== Exercise material

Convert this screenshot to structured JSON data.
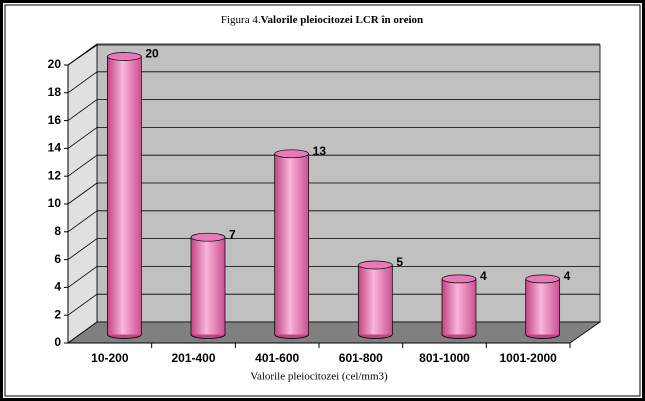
{
  "chart_data": {
    "type": "bar3d",
    "title_number": "Figura 4.",
    "title": "Valorile pleiocitozei LCR în oreion",
    "x_label": "Valorile pleiocitozei (cel/mm3)",
    "categories": [
      "10-200",
      "201-400",
      "401-600",
      "601-800",
      "801-1000",
      "1001-2000"
    ],
    "values": [
      20,
      7,
      13,
      5,
      4,
      4
    ],
    "color": "#e87ab8",
    "ylim": [
      0,
      20
    ],
    "yticks": [
      0,
      2,
      4,
      6,
      8,
      10,
      12,
      14,
      16,
      18,
      20
    ],
    "grid": true
  }
}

====

### Exercise instructions
Repeat the preceding records precisely, and leave every picture out of the copy.

### Expected answer
Convert this screenshot to structured JSON data.
{
  "chart_data": {
    "type": "bar3d",
    "title_number": "Figura 4.",
    "title": "Valorile pleiocitozei LCR în oreion",
    "x_label": "Valorile pleiocitozei (cel/mm3)",
    "categories": [
      "10-200",
      "201-400",
      "401-600",
      "601-800",
      "801-1000",
      "1001-2000"
    ],
    "values": [
      20,
      7,
      13,
      5,
      4,
      4
    ],
    "color": "#e87ab8",
    "ylim": [
      0,
      20
    ],
    "yticks": [
      0,
      2,
      4,
      6,
      8,
      10,
      12,
      14,
      16,
      18,
      20
    ],
    "grid": true
  }
}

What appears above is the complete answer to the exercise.